● **SHORT EXERCISE**
Report every line in the listing below where the string "counts" shows up.

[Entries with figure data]
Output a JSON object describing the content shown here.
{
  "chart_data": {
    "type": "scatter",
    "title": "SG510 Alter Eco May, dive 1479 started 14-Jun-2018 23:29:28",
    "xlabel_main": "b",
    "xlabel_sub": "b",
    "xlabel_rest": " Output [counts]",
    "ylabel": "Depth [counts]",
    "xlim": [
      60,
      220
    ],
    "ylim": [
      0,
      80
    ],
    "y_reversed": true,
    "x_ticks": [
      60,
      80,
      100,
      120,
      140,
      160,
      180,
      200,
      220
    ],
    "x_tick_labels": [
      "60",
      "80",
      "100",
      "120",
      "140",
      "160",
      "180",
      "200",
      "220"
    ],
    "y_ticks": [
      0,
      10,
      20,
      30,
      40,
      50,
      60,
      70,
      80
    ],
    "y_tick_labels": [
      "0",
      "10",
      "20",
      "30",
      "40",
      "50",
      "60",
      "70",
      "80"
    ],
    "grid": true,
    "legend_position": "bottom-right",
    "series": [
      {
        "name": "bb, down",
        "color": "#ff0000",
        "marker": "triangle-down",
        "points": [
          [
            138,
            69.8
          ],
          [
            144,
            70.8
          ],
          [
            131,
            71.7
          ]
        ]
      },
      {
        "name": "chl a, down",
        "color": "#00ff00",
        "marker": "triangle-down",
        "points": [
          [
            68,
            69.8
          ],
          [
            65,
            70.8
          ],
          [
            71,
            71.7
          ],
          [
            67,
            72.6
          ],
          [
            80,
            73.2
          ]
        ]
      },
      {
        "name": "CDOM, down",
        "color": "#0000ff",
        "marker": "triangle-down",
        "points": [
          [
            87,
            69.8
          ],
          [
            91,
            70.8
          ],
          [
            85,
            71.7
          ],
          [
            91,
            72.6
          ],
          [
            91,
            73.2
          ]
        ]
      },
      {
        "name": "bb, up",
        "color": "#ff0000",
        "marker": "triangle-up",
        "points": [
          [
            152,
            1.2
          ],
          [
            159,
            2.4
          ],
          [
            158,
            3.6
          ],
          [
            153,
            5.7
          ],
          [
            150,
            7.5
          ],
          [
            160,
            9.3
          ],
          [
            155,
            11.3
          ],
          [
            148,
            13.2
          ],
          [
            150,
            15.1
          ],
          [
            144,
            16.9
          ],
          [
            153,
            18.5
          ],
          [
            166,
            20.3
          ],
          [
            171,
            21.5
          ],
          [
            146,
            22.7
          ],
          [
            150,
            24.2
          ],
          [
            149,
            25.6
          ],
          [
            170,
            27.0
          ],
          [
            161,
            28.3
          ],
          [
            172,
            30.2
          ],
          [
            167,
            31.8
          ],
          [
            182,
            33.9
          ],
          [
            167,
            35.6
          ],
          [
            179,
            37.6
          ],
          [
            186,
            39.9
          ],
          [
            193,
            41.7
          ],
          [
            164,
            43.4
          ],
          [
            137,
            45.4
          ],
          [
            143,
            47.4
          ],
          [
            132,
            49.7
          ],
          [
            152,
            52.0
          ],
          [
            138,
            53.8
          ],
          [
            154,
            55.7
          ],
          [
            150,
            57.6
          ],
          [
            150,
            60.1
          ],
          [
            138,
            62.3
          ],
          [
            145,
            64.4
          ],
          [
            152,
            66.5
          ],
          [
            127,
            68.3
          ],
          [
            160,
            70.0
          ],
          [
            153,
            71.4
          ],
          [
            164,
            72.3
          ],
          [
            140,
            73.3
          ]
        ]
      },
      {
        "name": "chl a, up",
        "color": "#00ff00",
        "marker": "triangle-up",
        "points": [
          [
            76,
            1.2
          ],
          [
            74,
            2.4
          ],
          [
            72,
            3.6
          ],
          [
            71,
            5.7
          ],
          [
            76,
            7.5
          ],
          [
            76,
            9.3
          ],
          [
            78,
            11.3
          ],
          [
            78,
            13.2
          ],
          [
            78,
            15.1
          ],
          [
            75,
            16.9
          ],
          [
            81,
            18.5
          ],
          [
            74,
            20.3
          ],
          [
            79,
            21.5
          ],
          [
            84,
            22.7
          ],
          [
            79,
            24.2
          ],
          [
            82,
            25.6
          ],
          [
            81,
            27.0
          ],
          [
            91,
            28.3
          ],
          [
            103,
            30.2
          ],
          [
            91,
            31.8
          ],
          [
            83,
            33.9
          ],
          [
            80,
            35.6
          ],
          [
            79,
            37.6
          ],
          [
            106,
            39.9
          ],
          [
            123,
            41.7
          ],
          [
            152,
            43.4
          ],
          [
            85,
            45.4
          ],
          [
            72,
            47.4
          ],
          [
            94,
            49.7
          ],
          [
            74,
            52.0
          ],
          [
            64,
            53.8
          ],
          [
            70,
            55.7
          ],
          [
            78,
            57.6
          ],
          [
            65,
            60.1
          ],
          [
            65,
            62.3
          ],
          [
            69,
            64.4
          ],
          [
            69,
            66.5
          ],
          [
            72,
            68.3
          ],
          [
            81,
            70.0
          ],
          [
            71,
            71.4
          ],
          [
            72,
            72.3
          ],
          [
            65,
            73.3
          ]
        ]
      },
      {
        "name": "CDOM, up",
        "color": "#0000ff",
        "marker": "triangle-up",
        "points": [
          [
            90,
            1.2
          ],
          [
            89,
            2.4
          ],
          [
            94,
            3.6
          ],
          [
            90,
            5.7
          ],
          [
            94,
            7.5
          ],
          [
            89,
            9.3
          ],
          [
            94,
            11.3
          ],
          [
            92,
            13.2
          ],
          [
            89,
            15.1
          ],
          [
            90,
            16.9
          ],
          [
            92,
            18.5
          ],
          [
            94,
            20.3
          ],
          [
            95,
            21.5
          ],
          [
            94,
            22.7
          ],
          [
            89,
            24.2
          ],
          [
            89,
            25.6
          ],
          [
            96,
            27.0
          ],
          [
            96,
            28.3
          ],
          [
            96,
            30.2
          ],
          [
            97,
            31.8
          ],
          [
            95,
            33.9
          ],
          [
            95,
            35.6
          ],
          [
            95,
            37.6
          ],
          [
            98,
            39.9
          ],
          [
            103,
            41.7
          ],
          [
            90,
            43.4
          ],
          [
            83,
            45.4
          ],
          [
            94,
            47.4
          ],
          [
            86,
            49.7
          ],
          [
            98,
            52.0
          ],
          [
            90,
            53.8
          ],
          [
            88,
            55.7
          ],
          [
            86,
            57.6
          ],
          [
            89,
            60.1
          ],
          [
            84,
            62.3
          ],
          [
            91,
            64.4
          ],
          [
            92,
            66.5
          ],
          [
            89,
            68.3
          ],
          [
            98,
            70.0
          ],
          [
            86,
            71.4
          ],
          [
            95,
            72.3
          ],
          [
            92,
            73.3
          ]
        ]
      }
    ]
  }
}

● **RESPONSE BELOW**
    "xlabel_rest": " Output [counts]",
    "ylabel": "Depth [counts]",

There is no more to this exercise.